**Aufgabenstellung**: Fasse den unten stehenden Erwägungsgrund 9 in genau zwei Sätzen zusammen.

**Quelldokument**:
++++++++++
ErwGr. 9

DIR_2015_637 · über Koordinierungs- und Kooperationsmaßnahmen zur Erleichterung des konsularischen Schutzes von nicht vertretenen Unionsbürgern in Drittländern und zur Aufhebung des Beschlusses 95/553/EG

Um das in Artikel 20 Absatz 2 Buchstabe c AEUV verankerte Recht und das in Artikel 7 der Charta anerkannte Recht auf Achtung des Privat- und Familienlebens wirksam zu gewährleisten, kann ein Hilfe leistender Mitgliedstaat unter Berücksichtigung des nationalen Rechts und der nationalen Gepflogenheiten je nach Umständen des Einzelfalls dazu verpflichtet sein, den die Staatsangehörigkeit eines Drittlandes besitzenden Familienangehörigen von Unionsbürgern Schutz zu gewähren. Diese Richtlinie steht dem nicht entgegen, dass während der Konsultationen, die stattfinden sollten, bevor die Hilfe geleistet wird, sich der Hilfe leistende Mitgliedstaat und der Mitgliedstaat, dessen Staatsangehörigkeit der nicht vertretene Bürger besitzt, gegebenenfalls auf die Möglichkeit einigen können, die Hilfe für die Staatsangehörigkeit eines Drittlandes besitzende Familienmitglieder des nicht vertretenen Unionsbürgers über das Maß hinaus auszuweiten, das durch das Recht des Hilfe leistenden Mitgliedstaats oder durch dessen Gepflogenheiten vorgegeben ist, wobei den Ersuchen des Mitgliedstaats, dessen Staatsangehörigkeit der nicht vertretene Bürger besitzt, so weit wie möglich Rechnung getragen wird und das Vereinbarte nicht hinter den Anforderungen des Unionsrechts zurückbleiben darf. Die Mitgliedstaaten können aber unter Umständen nicht in der Lage sein, Familienangehörigen aus Drittländern bestimmte Arten des konsularischen Schutzes, beispielsweise Rückkehrausweise, zu gewähren. Soweit die Hilfe für Kinder betroffen ist, sollte im Einklang mit Artikel 24 der Charta und gemäß dem Übereinkommen der Vereinten Nationen vom 20. November 1989 über die Rechte des Kindes das Wohl des Kindes eine vorrangige Erwägung sein.
++++++++++
**Extrahierte Informationen**:
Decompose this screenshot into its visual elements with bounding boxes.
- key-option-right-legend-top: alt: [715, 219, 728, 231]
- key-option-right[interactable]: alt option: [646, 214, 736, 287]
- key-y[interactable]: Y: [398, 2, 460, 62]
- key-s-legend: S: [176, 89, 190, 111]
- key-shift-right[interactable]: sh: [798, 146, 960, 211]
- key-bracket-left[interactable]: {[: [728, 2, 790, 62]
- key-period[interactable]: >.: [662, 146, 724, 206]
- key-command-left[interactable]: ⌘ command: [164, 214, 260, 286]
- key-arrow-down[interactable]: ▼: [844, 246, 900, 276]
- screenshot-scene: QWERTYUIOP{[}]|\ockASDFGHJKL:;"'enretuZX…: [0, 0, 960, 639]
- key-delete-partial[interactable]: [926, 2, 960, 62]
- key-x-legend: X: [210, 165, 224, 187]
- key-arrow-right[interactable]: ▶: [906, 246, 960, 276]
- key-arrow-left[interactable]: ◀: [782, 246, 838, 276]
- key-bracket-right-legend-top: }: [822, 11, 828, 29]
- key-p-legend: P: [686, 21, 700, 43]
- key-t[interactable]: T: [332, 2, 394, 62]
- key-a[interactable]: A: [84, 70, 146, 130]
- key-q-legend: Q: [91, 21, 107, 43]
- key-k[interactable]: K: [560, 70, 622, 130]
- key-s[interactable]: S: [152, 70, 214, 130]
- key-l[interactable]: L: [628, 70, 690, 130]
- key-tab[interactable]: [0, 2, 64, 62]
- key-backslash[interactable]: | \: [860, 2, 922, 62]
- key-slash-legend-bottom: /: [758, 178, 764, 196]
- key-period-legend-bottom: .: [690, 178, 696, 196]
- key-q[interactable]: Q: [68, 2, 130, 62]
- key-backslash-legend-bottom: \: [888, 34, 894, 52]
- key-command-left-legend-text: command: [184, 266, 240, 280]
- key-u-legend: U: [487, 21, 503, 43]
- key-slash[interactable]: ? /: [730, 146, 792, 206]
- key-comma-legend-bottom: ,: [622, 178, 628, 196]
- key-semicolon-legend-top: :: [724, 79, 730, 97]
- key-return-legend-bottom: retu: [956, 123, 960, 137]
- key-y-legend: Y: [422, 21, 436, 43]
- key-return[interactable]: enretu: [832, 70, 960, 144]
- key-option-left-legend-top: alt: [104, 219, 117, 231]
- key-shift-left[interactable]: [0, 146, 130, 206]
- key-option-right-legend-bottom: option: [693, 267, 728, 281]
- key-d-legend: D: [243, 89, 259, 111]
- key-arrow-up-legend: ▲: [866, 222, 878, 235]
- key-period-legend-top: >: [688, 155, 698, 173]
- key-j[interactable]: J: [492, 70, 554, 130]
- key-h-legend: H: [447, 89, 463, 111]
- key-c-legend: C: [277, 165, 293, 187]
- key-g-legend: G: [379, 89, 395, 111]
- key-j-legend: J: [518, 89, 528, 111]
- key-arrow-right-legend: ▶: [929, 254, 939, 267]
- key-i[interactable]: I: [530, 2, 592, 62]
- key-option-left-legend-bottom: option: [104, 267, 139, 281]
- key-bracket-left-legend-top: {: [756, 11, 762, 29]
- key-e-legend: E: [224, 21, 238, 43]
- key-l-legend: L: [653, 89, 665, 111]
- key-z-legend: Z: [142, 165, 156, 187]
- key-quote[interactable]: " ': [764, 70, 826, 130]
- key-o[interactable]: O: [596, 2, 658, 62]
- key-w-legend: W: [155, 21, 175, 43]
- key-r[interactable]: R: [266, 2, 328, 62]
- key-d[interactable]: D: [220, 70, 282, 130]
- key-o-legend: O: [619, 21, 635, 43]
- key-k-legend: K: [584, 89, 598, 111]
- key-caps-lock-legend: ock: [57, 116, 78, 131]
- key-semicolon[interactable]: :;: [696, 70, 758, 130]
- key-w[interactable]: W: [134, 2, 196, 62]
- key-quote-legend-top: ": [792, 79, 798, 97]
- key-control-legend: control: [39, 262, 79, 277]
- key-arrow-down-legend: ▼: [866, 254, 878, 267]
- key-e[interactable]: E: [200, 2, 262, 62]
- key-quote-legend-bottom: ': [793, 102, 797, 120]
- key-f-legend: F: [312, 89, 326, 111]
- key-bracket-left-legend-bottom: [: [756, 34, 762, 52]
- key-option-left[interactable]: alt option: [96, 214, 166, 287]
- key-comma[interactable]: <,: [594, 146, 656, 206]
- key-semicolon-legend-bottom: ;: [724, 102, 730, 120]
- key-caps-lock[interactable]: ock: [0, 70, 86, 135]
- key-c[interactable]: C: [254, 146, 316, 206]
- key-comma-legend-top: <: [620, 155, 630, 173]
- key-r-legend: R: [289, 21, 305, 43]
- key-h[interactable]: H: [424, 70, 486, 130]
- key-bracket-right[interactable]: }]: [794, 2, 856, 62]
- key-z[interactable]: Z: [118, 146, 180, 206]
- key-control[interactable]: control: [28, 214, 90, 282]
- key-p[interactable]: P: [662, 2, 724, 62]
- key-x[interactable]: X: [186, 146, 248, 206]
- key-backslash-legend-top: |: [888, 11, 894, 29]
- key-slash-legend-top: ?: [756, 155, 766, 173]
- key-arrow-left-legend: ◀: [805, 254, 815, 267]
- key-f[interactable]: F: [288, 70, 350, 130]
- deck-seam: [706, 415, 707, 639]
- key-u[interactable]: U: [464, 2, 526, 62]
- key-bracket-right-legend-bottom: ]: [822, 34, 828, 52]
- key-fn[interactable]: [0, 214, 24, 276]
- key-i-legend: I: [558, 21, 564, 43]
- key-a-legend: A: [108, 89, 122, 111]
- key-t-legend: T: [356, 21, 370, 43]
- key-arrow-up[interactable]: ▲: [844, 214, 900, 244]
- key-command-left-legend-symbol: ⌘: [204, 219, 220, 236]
++++++++++
**Lösung der Aufgabe**: Ein Hilfe leistender Mitgliedstaat kann je nach Einzelfall verpflichtet sein, Familienangehörigen von Unionsbürgern, die die Staatsangehörigkeit eines Drittlandes besitzen, Schutz zu gewähren. In den Konsultationen mit dem Mitgliedstaat des nicht vertretenen Bürgers kann er sich darauf einigen, diese Hilfe über das nach seinem Recht vorgegebene Maß hinaus auszuweiten, wobei bestimmte Arten des Schutzes wie Rückkehrausweise unter Umständen nicht möglich sind und bei Kindern das Kindeswohl vorrangig sein sollte.